_READING TEXT_:

- - - -

When you hear the term “private equity group,” negative thoughts may come to mind.
Maybe you've heard bad things from friends who've been laid off once a private equity group (PEG) stepped in… or, maybe you just aren’t familiar with the term.
Either way, you should know what they are and how they’re set up, so that you’re prepared if a PEG comes knocking on your door to give you an offer on the business.
At MidStreet, private equity groups make up a decent portion of the buyers we see inquiring on our active listings every day. Some PEG’s are sophisticated and well-respected in their space, while others might not have any experience in acquiring companies and running them successfully.
To help you understand what private equity groups are and what makes them a good or bad buyer for your business, we will cover the qualities of private equity buyers and the advantages and disadvantages of selling your business to them.
Qualities of a PEG Buyer
Private equity groups are considered a type of financial buyer. In plain language, PEGs are companies that work on behalf of investors to buy businesses, make them profitable, and sell them in about 3-7 years to yield a return on investment (ROI) for their investors.
Some business owners have mixed feelings about selling to a PEG since PEG’s often view their business as a relatively short-term investment. However, for some business owners, this can be beneficial in the case of a majority recapitalization.
In a majority recapitalization, the PEG buys a majority of your business, while you retain part ownership. After the sale, you would continue working in the business in the areas the PEG believes your time would be most effectively spent.
When the PEG sells your business, you get a chance to take a “second bite of the apple” (profit from selling the second time) when you sell your minority stake in the business to another buyer.
MIDSTREET TIPIf you decide to sell your business to PEG's, be extra cautious during the buyer vetting stage. Not all private equity groups are made alike. Some are well-known, established, and have many employees. Others hold themselves out as a PEG, but are really one-person teams who know someone wealthy that will fund them.
What Would Make Your Business a Fit For a PEG?
Before we get into explaining what would make your business a fit for a PEG, we will need to cover the difference between a roll-up business and a platform business. These are the two ways the private equity firm could view your business in the context of an acquisition.
If the PEG views your business as a “platform company,” that means they intend for it to be the base/foundation of a portfolio of similar or complementary companies. If they see it as a “roll-up,” they plan on “rolling” the business “up” into a larger platform company.
Qualities that PEG’s look for in a platform company:
- EBITDA of $500,000-$1,000,000 or more
- Clean books and records
- Room for growth and improvement
Things that PEG’s search for in a roll-up company:
- Synergies for their platform company
- A bigger or smaller company than their platform (size does not usually matter)
- Located in a desirable market
NOTEIf the PEG has a platform company in your industry and purchasing your company could provide them with good synergies, they may be willing to pay a premium for your business.
In general, PEG’s will look for the following qualities in any company they want to acquire:
- It fits into their acquisition criteria
- It has clean books and records
- There is a management team in place
- The business owner is motivated to sell
If you are interested in knowing what a private equity group’s acquisition criteria is, you can ask for their “one-pager,” look at their website or ask them directly. Look for details on what type of companies will fit into their portfolio.
Advantages of Selling Your Business to a PEG
Different benefits exist depending on if you are selling all (full buyout) or a portion (majority recapitalization) of your business to a PEG.

- - - -

_A listing_:

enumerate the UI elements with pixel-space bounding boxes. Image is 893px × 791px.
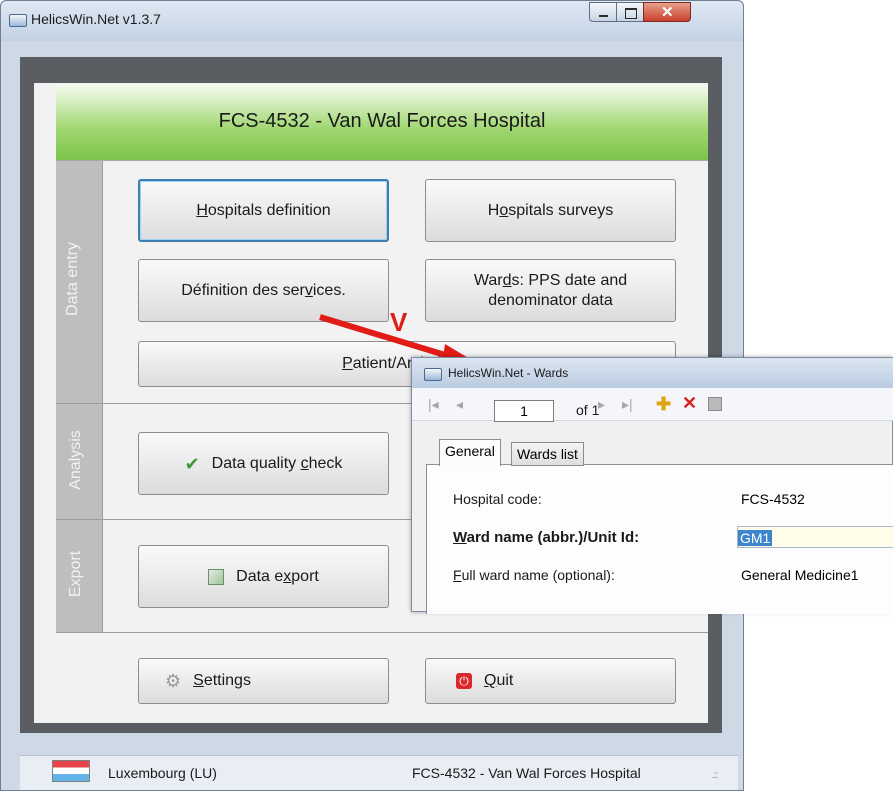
record-navigator: |◂ ◂ ▸ ▸| ✚ ✕ xyxy=(412,388,893,421)
close-button[interactable]: ✕ xyxy=(643,2,691,22)
tab-general[interactable]: General xyxy=(439,439,501,466)
settings-button[interactable]: ⚙ Settings xyxy=(138,658,389,704)
maximize-button[interactable] xyxy=(616,2,644,22)
ward-name-input[interactable]: GM1 xyxy=(737,526,893,548)
delete-icon[interactable]: ✕ xyxy=(682,393,697,414)
button-label: Définition des services. xyxy=(181,281,346,299)
title-bar[interactable]: HelicsWin.Net v1.3.7 ✕ xyxy=(1,1,743,41)
button-label: Settings xyxy=(193,672,251,689)
maximize-icon xyxy=(625,8,637,19)
section-data-entry: Data entry xyxy=(56,160,103,403)
tab-wards-list[interactable]: Wards list xyxy=(511,442,584,466)
wards-title-bar[interactable]: HelicsWin.Net - Wards xyxy=(412,358,893,388)
hospital-code-value: FCS-4532 xyxy=(741,491,805,507)
gear-icon: ⚙ xyxy=(165,671,182,691)
hospital-title: FCS-4532 - Van Wal Forces Hospital xyxy=(218,110,546,132)
ward-name-label: Ward name (abbr.)/Unit Id: xyxy=(453,529,640,546)
power-icon: ⏻ xyxy=(456,673,472,689)
hospital-header: FCS-4532 - Van Wal Forces Hospital xyxy=(56,85,708,161)
move-first-button[interactable]: |◂ xyxy=(428,396,439,413)
section-label-export: Export xyxy=(67,550,85,598)
ward-name-value: GM1 xyxy=(738,530,773,546)
wards-window-title: HelicsWin.Net - Wards xyxy=(448,366,569,380)
luxembourg-flag-icon xyxy=(52,760,90,782)
minimize-icon xyxy=(599,15,608,17)
section-analysis: Analysis xyxy=(56,404,103,519)
wards-window: HelicsWin.Net - Wards |◂ ◂ ▸ ▸| ✚ ✕ of 1… xyxy=(411,357,893,614)
full-ward-name-label: Full ward name (optional): xyxy=(453,567,615,583)
data-export-button[interactable]: Data export xyxy=(138,545,389,608)
close-icon: ✕ xyxy=(661,4,674,21)
button-label: Wards: PPS date and xyxy=(473,271,628,289)
app-icon xyxy=(9,14,27,27)
button-label: Data quality check xyxy=(211,454,343,472)
hospitals-surveys-button[interactable]: Hospitals surveys xyxy=(425,179,676,242)
hospital-code-label: Hospital code: xyxy=(453,491,542,507)
full-ward-name-field[interactable]: General Medicine1 xyxy=(737,564,893,586)
section-label-data-entry: Data entry xyxy=(63,242,81,316)
save-icon[interactable] xyxy=(708,397,722,411)
section-label-analysis: Analysis xyxy=(66,430,84,490)
position-input[interactable] xyxy=(494,400,554,422)
app-icon xyxy=(424,368,442,381)
status-country: Luxembourg (LU) xyxy=(108,765,217,781)
resize-grip[interactable]: .:: xyxy=(712,770,718,781)
button-label: Hospitals surveys xyxy=(487,201,614,219)
section-export: Export xyxy=(56,520,103,632)
page-count-label: of 1 xyxy=(576,402,600,418)
button-label-line2: denominator data xyxy=(488,291,613,309)
add-icon[interactable]: ✚ xyxy=(656,394,671,415)
window-title: HelicsWin.Net v1.3.7 xyxy=(31,11,161,27)
checkmark-icon: ✔ xyxy=(184,453,200,474)
button-label: Hospitals definition xyxy=(196,201,331,219)
hospitals-definition-button[interactable]: Hospitals definition xyxy=(138,179,389,242)
move-previous-button[interactable]: ◂ xyxy=(456,396,463,413)
arrow-shaft xyxy=(319,314,456,361)
button-label: Quit xyxy=(484,672,514,689)
export-icon xyxy=(208,568,225,585)
data-quality-check-button[interactable]: ✔ Data quality check xyxy=(138,432,389,495)
arrow-label: V xyxy=(390,307,408,337)
quit-button[interactable]: ⏻ Quit xyxy=(425,658,676,704)
button-label: Data export xyxy=(236,567,319,585)
status-hospital: FCS-4532 - Van Wal Forces Hospital xyxy=(412,765,641,781)
divider xyxy=(56,632,708,633)
move-last-button[interactable]: ▸| xyxy=(622,396,633,413)
minimize-button[interactable] xyxy=(589,2,617,22)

- - - -

Extend the article on selling a business to private equity groups, picking up right after its last sentence. Nothing here depends on the listing.

The benefits of selling a portion of your business to a PEG in a majority recapitalization are:
- You can sell a portion of your business while retaining part ownership and eventually selling a second time (hopefully for more compensation than the first time!)
- The PEG secures your business and continues its legacy, allowing you to free up liquidity tied up in the business (cash out)
- The PEG could offer management, expertise, strategic direction, and advice, allowing you to focus on your passions in the business
Some of the advantages of selling your business to a PEG in a full buyout include:
- You can fully cash out and receive the full amount of compensation as quickly as possible (beware of earnouts!)
- You are able to wipe your hands clean of the business so you can retire/pursue other business opportunities
- You don’t have to be an employee of the private equity group; often in our experience owners who are true entrepreneurs at heart have a difficult time receiving direction
Disadvantages of Selling Your Business to a PEG
You may encounter the following disadvantages when selling all or a portion of your company to a private equity group:
- Their due diligence process will be more in-depth than other buyers (i.e. the dreaded Quality of Earnings)
- They will often request an earn-out which can prevent you from getting your proceeds all at once, if at all
- They are less emotionally involved than other buyers and will make more financially-based decisions
MIDSTREET TIPWhen a PEG performs a quality of earnings on your financials, it essentially means that they will have a third-party accounting firm review them to verify the validity of the numbers.
This can be a painful process if you do not have clean books and records. If you work with a business broker before you go live on the market with your company, they can help prevent issues during this process.
When you do a majority recapitalization, you are now an employee of the PEG, after running the business on your own for multiple years. The private equity group’s amount of check-ins, weekly meetings, or management style may or may not end up being a fit for you.
To prevent any issues from occurring with this, your M&A advisor can help lay out what the PEG’s level of involvement and requirements will look like ahead of time.
How Are Private Equity Groups Funded?
A private equity group is typically funded in one of three ways:
- A committed fund - This is when the PEG has investors that have invested in the fund and the PEG has money they can actively put towards purchasing businesses. This is the best type of fund for you as a seller.
- A pledge fund - The PEG’s investors have pledged to invest if the fund manager finds a suitable investment. This type of fund requires approval from the investors, which can happen late in the deal if you’re not careful.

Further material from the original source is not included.